**YOUR GOAL:**
Only a number is wanted: how many lines in these records contain the word "value"?

Stored data entries
## Start
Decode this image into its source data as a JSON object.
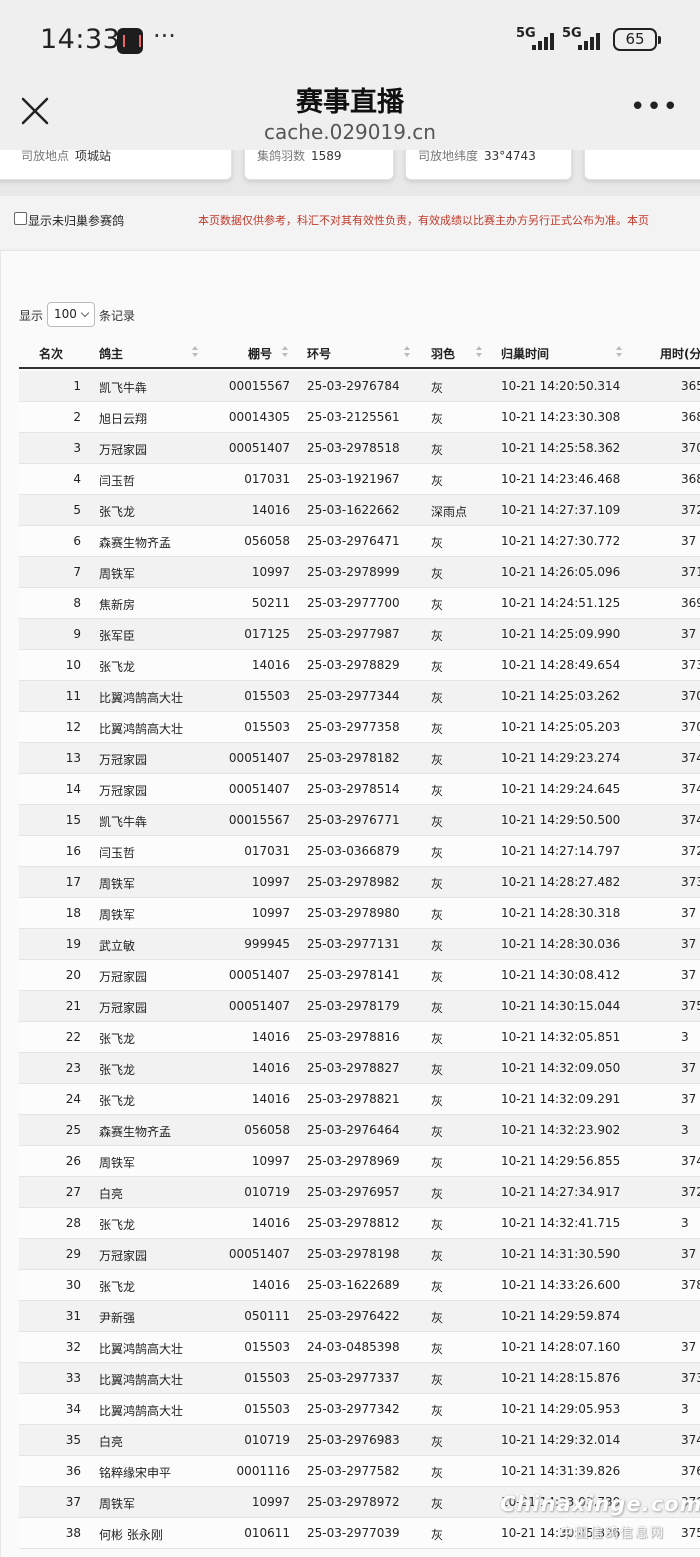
{
  "status_bar": {
    "time": "14:33",
    "network_1": "5G",
    "network_2": "5G",
    "battery": "65"
  },
  "nav": {
    "title": "赛事直播",
    "url": "cache.029019.cn"
  },
  "info_cards": [
    {
      "label": "司放地点",
      "value": "项城站"
    },
    {
      "label": "集鸽羽数",
      "value": "1589"
    },
    {
      "label": "司放地纬度",
      "value": "33°4743"
    },
    {
      "label": "",
      "value": ""
    }
  ],
  "filters": {
    "show_unreturned_label": "显示未归巢参赛鸽",
    "disclaimer": "本页数据仅供参考，科汇不对其有效性负责，有效成绩以比赛主办方另行正式公布为准。本页"
  },
  "length_control": {
    "prefix": "显示",
    "selected": "100",
    "suffix": "条记录"
  },
  "table": {
    "headers": {
      "rank": "名次",
      "owner": "鸽主",
      "loft": "棚号",
      "ring": "环号",
      "color": "羽色",
      "return_time": "归巢时间",
      "time_used": "用时(分"
    },
    "rows": [
      {
        "rank": "1",
        "owner": "凯飞牛犇",
        "loft": "00015567",
        "ring": "25-03-2976784",
        "color": "灰",
        "time": "10-21 14:20:50.314",
        "used": "365"
      },
      {
        "rank": "2",
        "owner": "旭日云翔",
        "loft": "00014305",
        "ring": "25-03-2125561",
        "color": "灰",
        "time": "10-21 14:23:30.308",
        "used": "368"
      },
      {
        "rank": "3",
        "owner": "万冠家园",
        "loft": "00051407",
        "ring": "25-03-2978518",
        "color": "灰",
        "time": "10-21 14:25:58.362",
        "used": "370"
      },
      {
        "rank": "4",
        "owner": "闫玉哲",
        "loft": "017031",
        "ring": "25-03-1921967",
        "color": "灰",
        "time": "10-21 14:23:46.468",
        "used": "368"
      },
      {
        "rank": "5",
        "owner": "张飞龙",
        "loft": "14016",
        "ring": "25-03-1622662",
        "color": "深雨点",
        "time": "10-21 14:27:37.109",
        "used": "372"
      },
      {
        "rank": "6",
        "owner": "森赛生物齐孟",
        "loft": "056058",
        "ring": "25-03-2976471",
        "color": "灰",
        "time": "10-21 14:27:30.772",
        "used": "37"
      },
      {
        "rank": "7",
        "owner": "周铁军",
        "loft": "10997",
        "ring": "25-03-2978999",
        "color": "灰",
        "time": "10-21 14:26:05.096",
        "used": "371"
      },
      {
        "rank": "8",
        "owner": "焦新房",
        "loft": "50211",
        "ring": "25-03-2977700",
        "color": "灰",
        "time": "10-21 14:24:51.125",
        "used": "369"
      },
      {
        "rank": "9",
        "owner": "张军臣",
        "loft": "017125",
        "ring": "25-03-2977987",
        "color": "灰",
        "time": "10-21 14:25:09.990",
        "used": "37"
      },
      {
        "rank": "10",
        "owner": "张飞龙",
        "loft": "14016",
        "ring": "25-03-2978829",
        "color": "灰",
        "time": "10-21 14:28:49.654",
        "used": "373"
      },
      {
        "rank": "11",
        "owner": "比翼鸿鹄高大壮",
        "loft": "015503",
        "ring": "25-03-2977344",
        "color": "灰",
        "time": "10-21 14:25:03.262",
        "used": "370"
      },
      {
        "rank": "12",
        "owner": "比翼鸿鹄高大壮",
        "loft": "015503",
        "ring": "25-03-2977358",
        "color": "灰",
        "time": "10-21 14:25:05.203",
        "used": "370"
      },
      {
        "rank": "13",
        "owner": "万冠家园",
        "loft": "00051407",
        "ring": "25-03-2978182",
        "color": "灰",
        "time": "10-21 14:29:23.274",
        "used": "374"
      },
      {
        "rank": "14",
        "owner": "万冠家园",
        "loft": "00051407",
        "ring": "25-03-2978514",
        "color": "灰",
        "time": "10-21 14:29:24.645",
        "used": "374"
      },
      {
        "rank": "15",
        "owner": "凯飞牛犇",
        "loft": "00015567",
        "ring": "25-03-2976771",
        "color": "灰",
        "time": "10-21 14:29:50.500",
        "used": "374"
      },
      {
        "rank": "16",
        "owner": "闫玉哲",
        "loft": "017031",
        "ring": "25-03-0366879",
        "color": "灰",
        "time": "10-21 14:27:14.797",
        "used": "372"
      },
      {
        "rank": "17",
        "owner": "周铁军",
        "loft": "10997",
        "ring": "25-03-2978982",
        "color": "灰",
        "time": "10-21 14:28:27.482",
        "used": "373"
      },
      {
        "rank": "18",
        "owner": "周铁军",
        "loft": "10997",
        "ring": "25-03-2978980",
        "color": "灰",
        "time": "10-21 14:28:30.318",
        "used": "37"
      },
      {
        "rank": "19",
        "owner": "武立敏",
        "loft": "999945",
        "ring": "25-03-2977131",
        "color": "灰",
        "time": "10-21 14:28:30.036",
        "used": "37"
      },
      {
        "rank": "20",
        "owner": "万冠家园",
        "loft": "00051407",
        "ring": "25-03-2978141",
        "color": "灰",
        "time": "10-21 14:30:08.412",
        "used": "37"
      },
      {
        "rank": "21",
        "owner": "万冠家园",
        "loft": "00051407",
        "ring": "25-03-2978179",
        "color": "灰",
        "time": "10-21 14:30:15.044",
        "used": "375"
      },
      {
        "rank": "22",
        "owner": "张飞龙",
        "loft": "14016",
        "ring": "25-03-2978816",
        "color": "灰",
        "time": "10-21 14:32:05.851",
        "used": "3"
      },
      {
        "rank": "23",
        "owner": "张飞龙",
        "loft": "14016",
        "ring": "25-03-2978827",
        "color": "灰",
        "time": "10-21 14:32:09.050",
        "used": "37"
      },
      {
        "rank": "24",
        "owner": "张飞龙",
        "loft": "14016",
        "ring": "25-03-2978821",
        "color": "灰",
        "time": "10-21 14:32:09.291",
        "used": "37"
      },
      {
        "rank": "25",
        "owner": "森赛生物齐孟",
        "loft": "056058",
        "ring": "25-03-2976464",
        "color": "灰",
        "time": "10-21 14:32:23.902",
        "used": "3"
      },
      {
        "rank": "26",
        "owner": "周铁军",
        "loft": "10997",
        "ring": "25-03-2978969",
        "color": "灰",
        "time": "10-21 14:29:56.855",
        "used": "374"
      },
      {
        "rank": "27",
        "owner": "白亮",
        "loft": "010719",
        "ring": "25-03-2976957",
        "color": "灰",
        "time": "10-21 14:27:34.917",
        "used": "372"
      },
      {
        "rank": "28",
        "owner": "张飞龙",
        "loft": "14016",
        "ring": "25-03-2978812",
        "color": "灰",
        "time": "10-21 14:32:41.715",
        "used": "3"
      },
      {
        "rank": "29",
        "owner": "万冠家园",
        "loft": "00051407",
        "ring": "25-03-2978198",
        "color": "灰",
        "time": "10-21 14:31:30.590",
        "used": "37"
      },
      {
        "rank": "30",
        "owner": "张飞龙",
        "loft": "14016",
        "ring": "25-03-1622689",
        "color": "灰",
        "time": "10-21 14:33:26.600",
        "used": "378"
      },
      {
        "rank": "31",
        "owner": "尹新强",
        "loft": "050111",
        "ring": "25-03-2976422",
        "color": "灰",
        "time": "10-21 14:29:59.874",
        "used": ""
      },
      {
        "rank": "32",
        "owner": "比翼鸿鹄高大壮",
        "loft": "015503",
        "ring": "24-03-0485398",
        "color": "灰",
        "time": "10-21 14:28:07.160",
        "used": "37"
      },
      {
        "rank": "33",
        "owner": "比翼鸿鹄高大壮",
        "loft": "015503",
        "ring": "25-03-2977337",
        "color": "灰",
        "time": "10-21 14:28:15.876",
        "used": "373"
      },
      {
        "rank": "34",
        "owner": "比翼鸿鹄高大壮",
        "loft": "015503",
        "ring": "25-03-2977342",
        "color": "灰",
        "time": "10-21 14:29:05.953",
        "used": "3"
      },
      {
        "rank": "35",
        "owner": "白亮",
        "loft": "010719",
        "ring": "25-03-2976983",
        "color": "灰",
        "time": "10-21 14:29:32.014",
        "used": "374"
      },
      {
        "rank": "36",
        "owner": "铭粹缘宋申平",
        "loft": "0001116",
        "ring": "25-03-2977582",
        "color": "灰",
        "time": "10-21 14:31:39.826",
        "used": "376"
      },
      {
        "rank": "37",
        "owner": "周铁军",
        "loft": "10997",
        "ring": "25-03-2978972",
        "color": "灰",
        "time": "10-21 14:33:03.730",
        "used": "378"
      },
      {
        "rank": "38",
        "owner": "何彬 张永刚",
        "loft": "010611",
        "ring": "25-03-2977039",
        "color": "灰",
        "time": "10-21 14:30:45.826",
        "used": "375"
      }
    ]
  },
  "watermark": {
    "text": "Chinaxinge.com",
    "sub": "中国信鸽信息网"
  }
}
## End
**RESULT OF THIS TASK:**
4